→ Exercise prompt
List all lines of the data containing the word "Jesucristo".

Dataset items
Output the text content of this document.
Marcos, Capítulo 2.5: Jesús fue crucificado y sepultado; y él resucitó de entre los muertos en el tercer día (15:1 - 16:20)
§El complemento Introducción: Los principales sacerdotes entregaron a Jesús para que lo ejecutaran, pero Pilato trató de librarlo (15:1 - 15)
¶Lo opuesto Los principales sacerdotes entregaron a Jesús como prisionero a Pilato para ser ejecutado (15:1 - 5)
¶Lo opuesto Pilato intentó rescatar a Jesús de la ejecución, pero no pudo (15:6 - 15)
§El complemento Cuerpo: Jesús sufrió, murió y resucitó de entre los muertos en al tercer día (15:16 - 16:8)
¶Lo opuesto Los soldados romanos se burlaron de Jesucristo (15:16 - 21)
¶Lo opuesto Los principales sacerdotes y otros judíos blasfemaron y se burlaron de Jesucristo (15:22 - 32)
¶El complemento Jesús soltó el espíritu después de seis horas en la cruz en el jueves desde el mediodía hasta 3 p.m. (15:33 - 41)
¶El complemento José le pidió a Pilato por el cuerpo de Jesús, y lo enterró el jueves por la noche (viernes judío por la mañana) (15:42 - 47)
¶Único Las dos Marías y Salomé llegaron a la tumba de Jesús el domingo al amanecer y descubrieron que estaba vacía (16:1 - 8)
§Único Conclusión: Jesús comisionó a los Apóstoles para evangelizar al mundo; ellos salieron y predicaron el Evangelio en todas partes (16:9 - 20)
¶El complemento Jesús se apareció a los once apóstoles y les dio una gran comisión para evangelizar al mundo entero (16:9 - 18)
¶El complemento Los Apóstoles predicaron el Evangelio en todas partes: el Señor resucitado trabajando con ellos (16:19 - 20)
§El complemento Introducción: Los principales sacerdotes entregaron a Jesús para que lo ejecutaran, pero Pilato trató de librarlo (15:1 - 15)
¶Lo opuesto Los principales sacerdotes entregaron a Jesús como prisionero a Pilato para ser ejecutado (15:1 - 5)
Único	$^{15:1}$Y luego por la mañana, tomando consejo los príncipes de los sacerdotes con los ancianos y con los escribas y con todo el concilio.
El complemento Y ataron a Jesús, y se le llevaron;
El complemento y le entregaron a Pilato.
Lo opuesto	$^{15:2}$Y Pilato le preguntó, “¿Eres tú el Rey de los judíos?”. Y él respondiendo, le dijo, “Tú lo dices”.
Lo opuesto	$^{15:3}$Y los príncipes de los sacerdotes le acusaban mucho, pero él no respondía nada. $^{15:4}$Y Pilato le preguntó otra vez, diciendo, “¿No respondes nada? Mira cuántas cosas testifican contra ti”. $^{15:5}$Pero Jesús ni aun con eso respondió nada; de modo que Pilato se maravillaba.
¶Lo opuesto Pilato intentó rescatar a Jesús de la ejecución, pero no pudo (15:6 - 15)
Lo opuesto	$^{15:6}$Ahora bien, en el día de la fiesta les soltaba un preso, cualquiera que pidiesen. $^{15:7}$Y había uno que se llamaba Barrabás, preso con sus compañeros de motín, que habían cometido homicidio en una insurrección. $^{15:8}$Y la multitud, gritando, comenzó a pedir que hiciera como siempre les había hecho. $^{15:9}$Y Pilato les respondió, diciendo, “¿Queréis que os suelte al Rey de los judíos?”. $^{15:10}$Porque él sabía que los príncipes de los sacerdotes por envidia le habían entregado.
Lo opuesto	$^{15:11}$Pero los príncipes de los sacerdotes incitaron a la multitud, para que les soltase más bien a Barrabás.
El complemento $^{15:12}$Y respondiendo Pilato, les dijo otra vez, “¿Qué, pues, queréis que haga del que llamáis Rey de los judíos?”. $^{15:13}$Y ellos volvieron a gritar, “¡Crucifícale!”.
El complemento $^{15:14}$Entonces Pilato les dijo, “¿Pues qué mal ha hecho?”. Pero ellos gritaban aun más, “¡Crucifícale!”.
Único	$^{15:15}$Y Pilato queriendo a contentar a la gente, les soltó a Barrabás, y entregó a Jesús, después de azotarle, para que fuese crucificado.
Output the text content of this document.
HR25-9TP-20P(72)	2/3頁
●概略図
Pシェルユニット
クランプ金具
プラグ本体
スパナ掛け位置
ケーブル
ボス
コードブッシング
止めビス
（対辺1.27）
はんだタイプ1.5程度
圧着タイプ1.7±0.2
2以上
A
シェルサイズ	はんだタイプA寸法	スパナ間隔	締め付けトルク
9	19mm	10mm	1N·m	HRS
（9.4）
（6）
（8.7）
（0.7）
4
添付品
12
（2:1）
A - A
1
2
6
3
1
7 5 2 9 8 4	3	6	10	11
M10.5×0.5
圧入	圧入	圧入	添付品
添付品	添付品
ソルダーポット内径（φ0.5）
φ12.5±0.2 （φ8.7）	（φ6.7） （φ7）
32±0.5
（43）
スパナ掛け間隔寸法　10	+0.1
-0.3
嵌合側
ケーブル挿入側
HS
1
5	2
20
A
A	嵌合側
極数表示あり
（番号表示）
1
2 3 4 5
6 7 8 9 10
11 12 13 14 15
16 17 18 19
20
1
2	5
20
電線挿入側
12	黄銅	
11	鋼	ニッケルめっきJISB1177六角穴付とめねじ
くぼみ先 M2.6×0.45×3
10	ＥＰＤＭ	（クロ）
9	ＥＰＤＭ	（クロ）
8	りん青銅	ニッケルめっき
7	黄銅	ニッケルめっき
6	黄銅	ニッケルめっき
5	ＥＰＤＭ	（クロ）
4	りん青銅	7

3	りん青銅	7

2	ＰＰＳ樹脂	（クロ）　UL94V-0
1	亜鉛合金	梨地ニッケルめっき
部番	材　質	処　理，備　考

→ Worked answer
¶Lo opuesto Los soldados romanos se burlaron de Jesucristo (15:16 - 21)
¶Lo opuesto Los principales sacerdotes y otros judíos blasfemaron y se burlaron de Jesucristo (15:22 - 32)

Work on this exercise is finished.